A run of records

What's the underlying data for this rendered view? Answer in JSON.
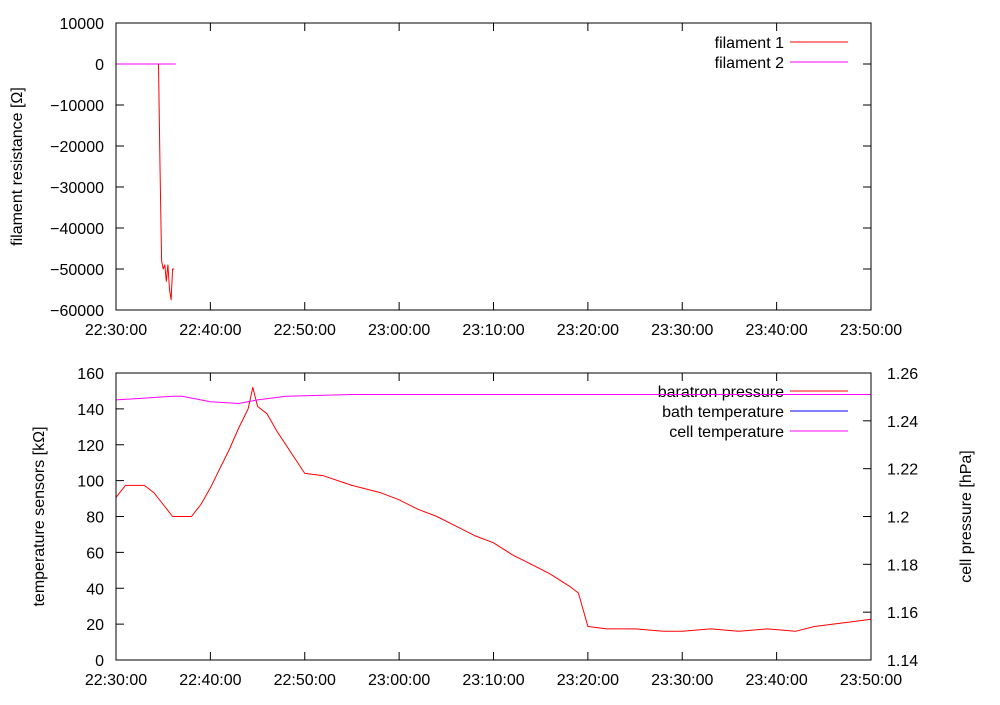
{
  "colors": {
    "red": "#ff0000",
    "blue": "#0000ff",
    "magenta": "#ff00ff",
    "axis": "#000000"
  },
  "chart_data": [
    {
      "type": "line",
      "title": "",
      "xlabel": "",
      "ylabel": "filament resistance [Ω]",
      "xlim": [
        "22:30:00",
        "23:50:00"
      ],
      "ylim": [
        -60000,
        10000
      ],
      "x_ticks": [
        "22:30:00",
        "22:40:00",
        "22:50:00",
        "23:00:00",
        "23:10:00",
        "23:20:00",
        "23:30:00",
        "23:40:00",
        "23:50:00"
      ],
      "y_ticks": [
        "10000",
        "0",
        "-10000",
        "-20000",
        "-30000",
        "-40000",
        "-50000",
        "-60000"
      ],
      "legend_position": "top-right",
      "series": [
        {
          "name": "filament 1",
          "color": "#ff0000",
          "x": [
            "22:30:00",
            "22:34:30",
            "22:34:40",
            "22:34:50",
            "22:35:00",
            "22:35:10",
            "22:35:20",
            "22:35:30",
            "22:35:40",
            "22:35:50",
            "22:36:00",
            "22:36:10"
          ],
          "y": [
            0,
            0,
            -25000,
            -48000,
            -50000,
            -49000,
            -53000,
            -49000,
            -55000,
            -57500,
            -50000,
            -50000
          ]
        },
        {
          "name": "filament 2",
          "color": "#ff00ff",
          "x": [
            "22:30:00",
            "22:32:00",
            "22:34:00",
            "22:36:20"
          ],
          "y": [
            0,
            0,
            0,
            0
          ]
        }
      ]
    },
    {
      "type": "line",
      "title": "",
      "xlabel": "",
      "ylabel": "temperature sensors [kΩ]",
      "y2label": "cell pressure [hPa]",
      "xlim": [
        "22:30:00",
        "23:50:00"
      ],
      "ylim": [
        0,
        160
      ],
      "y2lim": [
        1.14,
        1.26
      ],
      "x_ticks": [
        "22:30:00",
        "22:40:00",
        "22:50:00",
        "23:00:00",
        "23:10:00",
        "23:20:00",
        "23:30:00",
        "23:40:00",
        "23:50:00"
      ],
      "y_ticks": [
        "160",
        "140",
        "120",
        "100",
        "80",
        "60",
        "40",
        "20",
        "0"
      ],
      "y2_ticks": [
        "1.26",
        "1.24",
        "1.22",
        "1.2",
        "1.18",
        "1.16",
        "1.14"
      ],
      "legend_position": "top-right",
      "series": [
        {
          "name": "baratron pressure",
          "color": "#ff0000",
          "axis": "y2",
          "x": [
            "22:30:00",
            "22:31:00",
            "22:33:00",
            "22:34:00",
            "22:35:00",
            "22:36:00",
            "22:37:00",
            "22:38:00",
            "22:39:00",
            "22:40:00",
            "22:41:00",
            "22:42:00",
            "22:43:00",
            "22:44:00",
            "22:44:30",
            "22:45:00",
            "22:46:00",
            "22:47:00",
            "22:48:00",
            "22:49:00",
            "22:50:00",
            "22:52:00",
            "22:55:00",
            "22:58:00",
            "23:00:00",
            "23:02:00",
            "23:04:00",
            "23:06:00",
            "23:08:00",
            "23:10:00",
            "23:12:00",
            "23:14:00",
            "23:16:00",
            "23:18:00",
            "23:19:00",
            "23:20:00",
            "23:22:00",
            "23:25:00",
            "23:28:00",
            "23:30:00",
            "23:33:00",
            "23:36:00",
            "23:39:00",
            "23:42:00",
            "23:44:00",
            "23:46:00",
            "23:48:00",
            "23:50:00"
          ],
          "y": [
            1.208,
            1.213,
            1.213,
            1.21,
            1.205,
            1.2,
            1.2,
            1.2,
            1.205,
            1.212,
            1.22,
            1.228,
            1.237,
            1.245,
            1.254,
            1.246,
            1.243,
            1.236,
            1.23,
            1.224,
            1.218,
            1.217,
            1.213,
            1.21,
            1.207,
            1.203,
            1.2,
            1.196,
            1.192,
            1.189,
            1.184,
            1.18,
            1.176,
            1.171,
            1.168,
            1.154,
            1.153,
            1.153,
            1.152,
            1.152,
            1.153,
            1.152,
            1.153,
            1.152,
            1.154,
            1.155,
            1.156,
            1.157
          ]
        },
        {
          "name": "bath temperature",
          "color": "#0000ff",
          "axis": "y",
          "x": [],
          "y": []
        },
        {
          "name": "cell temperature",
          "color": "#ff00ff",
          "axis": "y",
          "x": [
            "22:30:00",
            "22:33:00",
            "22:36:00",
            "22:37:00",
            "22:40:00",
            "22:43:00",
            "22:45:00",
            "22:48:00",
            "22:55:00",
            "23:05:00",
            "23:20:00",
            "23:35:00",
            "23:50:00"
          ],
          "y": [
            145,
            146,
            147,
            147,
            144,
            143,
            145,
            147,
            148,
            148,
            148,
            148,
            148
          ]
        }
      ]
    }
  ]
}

==

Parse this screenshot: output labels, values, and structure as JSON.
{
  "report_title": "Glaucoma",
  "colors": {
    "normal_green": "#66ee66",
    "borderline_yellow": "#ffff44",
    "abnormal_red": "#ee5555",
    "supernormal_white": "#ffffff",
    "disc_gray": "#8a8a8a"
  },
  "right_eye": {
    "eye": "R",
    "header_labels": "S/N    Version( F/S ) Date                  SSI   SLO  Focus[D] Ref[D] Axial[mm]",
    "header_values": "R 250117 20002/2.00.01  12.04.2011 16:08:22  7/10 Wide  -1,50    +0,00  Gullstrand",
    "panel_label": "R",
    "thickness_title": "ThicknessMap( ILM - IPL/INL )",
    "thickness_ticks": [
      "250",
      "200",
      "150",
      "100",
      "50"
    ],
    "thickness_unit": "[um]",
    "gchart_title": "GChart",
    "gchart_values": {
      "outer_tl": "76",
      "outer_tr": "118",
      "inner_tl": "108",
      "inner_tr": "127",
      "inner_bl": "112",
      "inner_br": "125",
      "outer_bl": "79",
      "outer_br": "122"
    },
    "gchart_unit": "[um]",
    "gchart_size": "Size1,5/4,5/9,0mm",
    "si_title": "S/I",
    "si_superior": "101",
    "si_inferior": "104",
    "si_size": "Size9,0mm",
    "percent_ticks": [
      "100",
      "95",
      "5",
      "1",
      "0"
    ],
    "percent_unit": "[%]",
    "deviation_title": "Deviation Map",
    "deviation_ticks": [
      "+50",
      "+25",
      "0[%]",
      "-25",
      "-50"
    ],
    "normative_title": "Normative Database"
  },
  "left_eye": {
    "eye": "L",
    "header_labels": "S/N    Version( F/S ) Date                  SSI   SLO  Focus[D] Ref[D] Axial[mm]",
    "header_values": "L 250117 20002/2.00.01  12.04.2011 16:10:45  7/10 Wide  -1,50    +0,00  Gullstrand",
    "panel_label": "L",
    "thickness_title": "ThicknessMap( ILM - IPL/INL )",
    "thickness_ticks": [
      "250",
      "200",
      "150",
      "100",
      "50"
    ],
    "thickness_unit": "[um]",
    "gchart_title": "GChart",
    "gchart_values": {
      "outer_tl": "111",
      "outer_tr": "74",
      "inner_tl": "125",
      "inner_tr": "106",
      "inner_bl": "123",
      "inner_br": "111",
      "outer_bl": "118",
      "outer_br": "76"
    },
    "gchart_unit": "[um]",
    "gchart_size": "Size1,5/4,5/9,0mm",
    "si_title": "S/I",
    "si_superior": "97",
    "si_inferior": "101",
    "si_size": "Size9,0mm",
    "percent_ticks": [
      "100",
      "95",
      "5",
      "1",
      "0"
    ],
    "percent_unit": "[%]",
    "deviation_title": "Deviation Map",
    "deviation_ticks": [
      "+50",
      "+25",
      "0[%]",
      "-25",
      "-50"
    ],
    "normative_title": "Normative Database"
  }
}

▶ [Written instruction] Gather all lines from the listing above in which "JSON" occurs.

▶ [Finished exercise]
What's the underlying data for this rendered view? Answer in JSON.
Parse this screenshot: output labels, values, and structure as JSON.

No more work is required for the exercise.